● **Document**:
On imagine bien que beaucoup y verront un acte symbolique, une pure déclaration de principes. N'empêche que pour le mouvement wallon, voir ses exigences gravées dans le texte d'une Constitution, cela représente quelque chose qui n'est en rien anodin. En outre, la Constitution révèle à lui-même un Etat wallon encore assez peu perçu comme tel dans ses attributs souverains par l'opinion publique. Nous avons souligné les passages importants ou significatifs, ceux qui délivrent un message. Et en dépit de la fidélité de la Constitution à la Constitution fédérale, annoncent des dynamiques ultérieures.
Article 1 : La Wallonie est une communauté d'hommes et de femmes dotés d'une histoire, d'une identité et d'une conscience collective. Son incarnation politique est la Région wallonne.
Article 2 La Wallonie est une Région à pouvoir législatif fondée sur le suffrage universel, la liberté, l'égalité, la solidarité, la justice, le progrès et la responsabilité.
Article 4 [...] Les autorités wallonnes expriment (...) leur ouverture aux communes dont la population exprimerait sa volonté d'intégrer le territoire wallon.
Article 9 : La Wallonie respecte les spécificités du statut bi-régional de la commune des Fourons (cet article est suivi d'une « disposition transitoire » et n'entrera en jeu que lorsque l'art. 5 al. 3 de la Constitution belge sera appliqué aux Fourons).
Article 10 : La capitale de la Wallonie est à Namur (...) La Wallonie partage avec Bruxelles le siège des institutions communes aux Wallons et aux Bruxellois francophones.
Article 12 : La qualité de Wallon se fonde sur la résidence en Wallonie et se nourrit d'une adhésion à des valeurs fondamentalement communes.
Article 13 : (...) La fête de la nation wallonne est dénommée « Fête de la Wallonie » (...)
Article 15 : Le but de la société wallonne est le bonheur commun, le progrès partagé et le bien-être des générations futures.
Article 18 : Dans tous les domaines (...) les droits et les obligations entre les femmes et les hommes sont identiques (...).
Article 19 : Chacun (...) bénéficie des garanties offertes par la laïcité de l'Etat.
Article 21 : Les autorités wallonnes visent la meilleure insertion des aînés dans la société...
Article 25 : La liberté syndicale est consacrée
Article 26 : (...) Le Gouvernement promeut la tradition wallonne de concertation et de dialogue social entre les organisations représentatives des travailleurs et des employeurs (...).

● **Tâches à réaliser**:
**1.** Énumérez tous les fondements sur lesquels repose la Région wallonne selon l'article 2 du document.
**2.** Recopiez le passage du document qui commence par « Article 4 [...] » et se poursuit jusqu'à « le territoire wallon. ».
Les lignes qui suivent forment un matériau indépendant du document.

● **Liste des données**:
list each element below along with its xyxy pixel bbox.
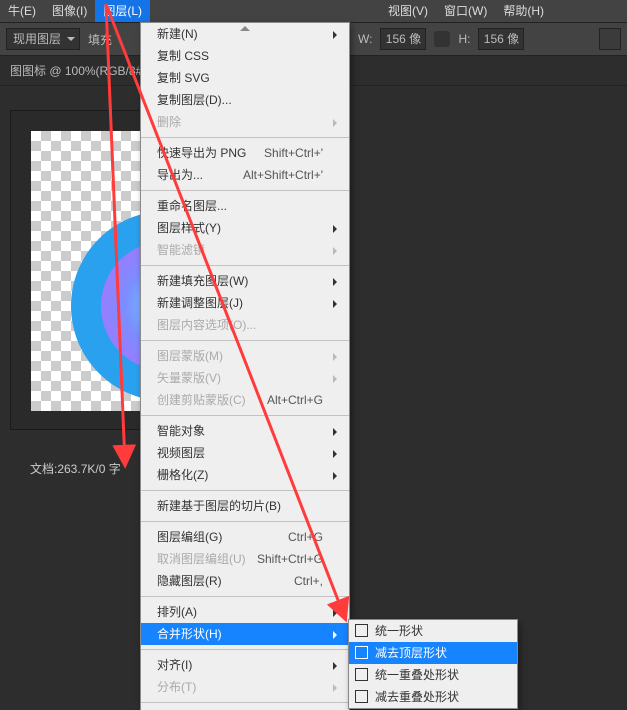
menu-item: 创建剪贴蒙版(C)Alt+Ctrl+G [141, 389, 349, 411]
menu-item: 删除 [141, 111, 349, 133]
menu-image[interactable]: 图像(I) [44, 0, 95, 22]
menu-help[interactable]: 帮助(H) [495, 0, 552, 22]
width-input[interactable]: 156 像 [380, 28, 426, 50]
status-bar: 文档:263.7K/0 字 [30, 460, 121, 477]
menu-item[interactable]: 复制 CSS [141, 45, 349, 67]
menu-item[interactable]: 重命名图层... [141, 195, 349, 217]
align-icon[interactable] [599, 28, 621, 50]
menu-item[interactable]: 新建填充图层(W) [141, 270, 349, 292]
height-input[interactable]: 156 像 [478, 28, 524, 50]
menu-item[interactable]: 新建调整图层(J) [141, 292, 349, 314]
fill-label: 填充 [88, 31, 112, 48]
menu-item[interactable]: 导出为...Alt+Shift+Ctrl+' [141, 164, 349, 186]
active-layer-dropdown[interactable]: 现用图层 [6, 28, 80, 50]
height-label: H: [458, 32, 470, 46]
menu-item[interactable]: 图层编组(G)Ctrl+G [141, 526, 349, 548]
link-icon[interactable] [434, 31, 450, 47]
submenu-item[interactable]: 统一形状 [349, 620, 517, 642]
menu-item: 矢量蒙版(V) [141, 367, 349, 389]
menu-item: 取消图层编组(U)Shift+Ctrl+G [141, 548, 349, 570]
shape-mode-icon [355, 646, 368, 659]
menu-item: 智能滤镜 [141, 239, 349, 261]
shape-mode-icon [355, 668, 368, 681]
menu-item: 图层蒙版(M) [141, 345, 349, 367]
menu-item: 分布(T) [141, 676, 349, 698]
menu-item[interactable]: 复制 SVG [141, 67, 349, 89]
menu-item[interactable]: 智能对象 [141, 420, 349, 442]
menu-item[interactable]: 新建基于图层的切片(B) [141, 495, 349, 517]
menubar: 牛(E) 图像(I) 图层(L) 视图(V) 窗口(W) 帮助(H) [0, 0, 627, 22]
submenu-item[interactable]: 统一重叠处形状 [349, 664, 517, 686]
menu-window[interactable]: 窗口(W) [436, 0, 495, 22]
menu-item[interactable]: 合并形状(H) [141, 623, 349, 645]
menu-item[interactable]: 视频图层 [141, 442, 349, 464]
menu-item[interactable]: 隐藏图层(R)Ctrl+, [141, 570, 349, 592]
combine-shapes-submenu: 统一形状减去顶层形状统一重叠处形状减去重叠处形状 [348, 619, 518, 709]
submenu-item[interactable]: 减去顶层形状 [349, 642, 517, 664]
width-label: W: [358, 32, 372, 46]
menu-item[interactable]: 栅格化(Z) [141, 464, 349, 486]
shape-mode-icon [355, 624, 368, 637]
menu-item[interactable]: 复制图层(D)... [141, 89, 349, 111]
shape-mode-icon [355, 690, 368, 703]
menu-item[interactable]: 对齐(I) [141, 654, 349, 676]
menu-view[interactable]: 视图(V) [380, 0, 436, 22]
menu-item[interactable]: 图层样式(Y) [141, 217, 349, 239]
menu-item[interactable]: 新建(N) [141, 23, 349, 45]
submenu-item[interactable]: 减去重叠处形状 [349, 686, 517, 708]
menu-item[interactable]: 快速导出为 PNGShift+Ctrl+' [141, 142, 349, 164]
menu-item[interactable]: 排列(A) [141, 601, 349, 623]
menu-file[interactable]: 牛(E) [0, 0, 44, 22]
menu-layer[interactable]: 图层(L) [95, 0, 150, 22]
menu-item: 图层内容选项(O)... [141, 314, 349, 336]
layer-dropdown-menu: 新建(N)复制 CSS复制 SVG复制图层(D)...删除快速导出为 PNGSh… [140, 22, 350, 710]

● **Réponses attendues**:
**1.**
- le suffrage universel
- la liberté
- l'égalité
- la solidarité
- la justice
- le progrès
- la responsabilité

**2.**
Article 4 [...] Les autorités wallonnes expriment (...) leur ouverture aux communes dont la population exprimerait sa volonté d'intégrer le territoire wallon.